Provided data>
+ + + + + + +
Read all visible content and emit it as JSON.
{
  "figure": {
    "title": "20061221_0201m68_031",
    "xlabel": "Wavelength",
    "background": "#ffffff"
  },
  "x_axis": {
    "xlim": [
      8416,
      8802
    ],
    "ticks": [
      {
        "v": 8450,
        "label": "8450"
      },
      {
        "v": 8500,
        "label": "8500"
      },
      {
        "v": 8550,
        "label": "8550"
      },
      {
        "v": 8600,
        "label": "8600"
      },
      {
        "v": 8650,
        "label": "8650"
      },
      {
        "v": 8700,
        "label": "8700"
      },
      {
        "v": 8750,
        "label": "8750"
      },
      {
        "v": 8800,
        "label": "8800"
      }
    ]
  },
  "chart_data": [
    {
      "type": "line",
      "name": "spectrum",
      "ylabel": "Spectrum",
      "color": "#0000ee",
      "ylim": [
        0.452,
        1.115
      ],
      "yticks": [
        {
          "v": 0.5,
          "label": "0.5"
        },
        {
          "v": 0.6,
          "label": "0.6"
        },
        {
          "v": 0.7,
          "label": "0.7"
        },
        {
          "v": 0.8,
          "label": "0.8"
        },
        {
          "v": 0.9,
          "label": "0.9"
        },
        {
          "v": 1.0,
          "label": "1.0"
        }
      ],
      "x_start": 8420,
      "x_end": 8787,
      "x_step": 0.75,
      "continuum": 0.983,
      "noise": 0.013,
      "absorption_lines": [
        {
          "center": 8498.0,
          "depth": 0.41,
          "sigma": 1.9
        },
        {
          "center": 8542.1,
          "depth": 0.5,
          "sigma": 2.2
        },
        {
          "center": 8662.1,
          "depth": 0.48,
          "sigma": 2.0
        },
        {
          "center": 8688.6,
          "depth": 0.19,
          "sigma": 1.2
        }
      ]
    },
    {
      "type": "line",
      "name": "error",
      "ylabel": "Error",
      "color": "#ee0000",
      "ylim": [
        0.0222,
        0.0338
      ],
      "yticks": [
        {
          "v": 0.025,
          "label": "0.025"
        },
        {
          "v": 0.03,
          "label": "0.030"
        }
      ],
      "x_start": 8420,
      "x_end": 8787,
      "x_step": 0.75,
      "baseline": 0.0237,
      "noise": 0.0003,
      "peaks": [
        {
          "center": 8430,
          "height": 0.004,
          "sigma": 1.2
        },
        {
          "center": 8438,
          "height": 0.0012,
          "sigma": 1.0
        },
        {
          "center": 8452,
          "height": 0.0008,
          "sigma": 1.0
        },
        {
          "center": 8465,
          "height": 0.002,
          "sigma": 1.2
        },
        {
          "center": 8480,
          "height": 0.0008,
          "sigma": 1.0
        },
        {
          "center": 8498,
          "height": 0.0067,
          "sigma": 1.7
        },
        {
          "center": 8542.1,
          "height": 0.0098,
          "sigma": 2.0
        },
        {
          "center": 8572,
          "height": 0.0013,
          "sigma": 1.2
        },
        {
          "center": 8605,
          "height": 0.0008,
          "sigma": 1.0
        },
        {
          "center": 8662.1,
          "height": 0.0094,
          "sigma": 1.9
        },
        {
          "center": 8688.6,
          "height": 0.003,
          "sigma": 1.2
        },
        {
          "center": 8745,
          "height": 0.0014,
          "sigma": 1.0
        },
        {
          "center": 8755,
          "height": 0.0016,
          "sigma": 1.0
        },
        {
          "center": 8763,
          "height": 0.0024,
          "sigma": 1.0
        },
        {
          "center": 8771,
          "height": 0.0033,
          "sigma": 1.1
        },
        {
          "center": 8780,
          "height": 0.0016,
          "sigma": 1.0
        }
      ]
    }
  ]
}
+ + + + + + +
Objective> The data above must be returned in full, exactly as written.

Exercise output>
Read all visible content and emit it as JSON.
{
  "figure": {
    "title": "20061221_0201m68_031",
    "xlabel": "Wavelength",
    "background": "#ffffff"
  },
  "x_axis": {
    "xlim": [
      8416,
      8802
    ],
    "ticks": [
      {
        "v": 8450,
        "label": "8450"
      },
      {
        "v": 8500,
        "label": "8500"
      },
      {
        "v": 8550,
        "label": "8550"
      },
      {
        "v": 8600,
        "label": "8600"
      },
      {
        "v": 8650,
        "label": "8650"
      },
      {
        "v": 8700,
        "label": "8700"
      },
      {
        "v": 8750,
        "label": "8750"
      },
      {
        "v": 8800,
        "label": "8800"
      }
    ]
  },
  "chart_data": [
    {
      "type": "line",
      "name": "spectrum",
      "ylabel": "Spectrum",
      "color": "#0000ee",
      "ylim": [
        0.452,
        1.115
      ],
      "yticks": [
        {
          "v": 0.5,
          "label": "0.5"
        },
        {
          "v": 0.6,
          "label": "0.6"
        },
        {
          "v": 0.7,
          "label": "0.7"
        },
        {
          "v": 0.8,
          "label": "0.8"
        },
        {
          "v": 0.9,
          "label": "0.9"
        },
        {
          "v": 1.0,
          "label": "1.0"
        }
      ],
      "x_start": 8420,
      "x_end": 8787,
      "x_step": 0.75,
      "continuum": 0.983,
      "noise": 0.013,
      "absorption_lines": [
        {
          "center": 8498.0,
          "depth": 0.41,
          "sigma": 1.9
        },
        {
          "center": 8542.1,
          "depth": 0.5,
          "sigma": 2.2
        },
        {
          "center": 8662.1,
          "depth": 0.48,
          "sigma": 2.0
        },
        {
          "center": 8688.6,
          "depth": 0.19,
          "sigma": 1.2
        }
      ]
    },
    {
      "type": "line",
      "name": "error",
      "ylabel": "Error",
      "color": "#ee0000",
      "ylim": [
        0.0222,
        0.0338
      ],
      "yticks": [
        {
          "v": 0.025,
          "label": "0.025"
        },
        {
          "v": 0.03,
          "label": "0.030"
        }
      ],
      "x_start": 8420,
      "x_end": 8787,
      "x_step": 0.75,
      "baseline": 0.0237,
      "noise": 0.0003,
      "peaks": [
        {
          "center": 8430,
          "height": 0.004,
          "sigma": 1.2
        },
        {
          "center": 8438,
          "height": 0.0012,
          "sigma": 1.0
        },
        {
          "center": 8452,
          "height": 0.0008,
          "sigma": 1.0
        },
        {
          "center": 8465,
          "height": 0.002,
          "sigma": 1.2
        },
        {
          "center": 8480,
          "height": 0.0008,
          "sigma": 1.0
        },
        {
          "center": 8498,
          "height": 0.0067,
          "sigma": 1.7
        },
        {
          "center": 8542.1,
          "height": 0.0098,
          "sigma": 2.0
        },
        {
          "center": 8572,
          "height": 0.0013,
          "sigma": 1.2
        },
        {
          "center": 8605,
          "height": 0.0008,
          "sigma": 1.0
        },
        {
          "center": 8662.1,
          "height": 0.0094,
          "sigma": 1.9
        },
        {
          "center": 8688.6,
          "height": 0.003,
          "sigma": 1.2
        },
        {
          "center": 8745,
          "height": 0.0014,
          "sigma": 1.0
        },
        {
          "center": 8755,
          "height": 0.0016,
          "sigma": 1.0
        },
        {
          "center": 8763,
          "height": 0.0024,
          "sigma": 1.0
        },
        {
          "center": 8771,
          "height": 0.0033,
          "sigma": 1.1
        },
        {
          "center": 8780,
          "height": 0.0016,
          "sigma": 1.0
        }
      ]
    }
  ]
}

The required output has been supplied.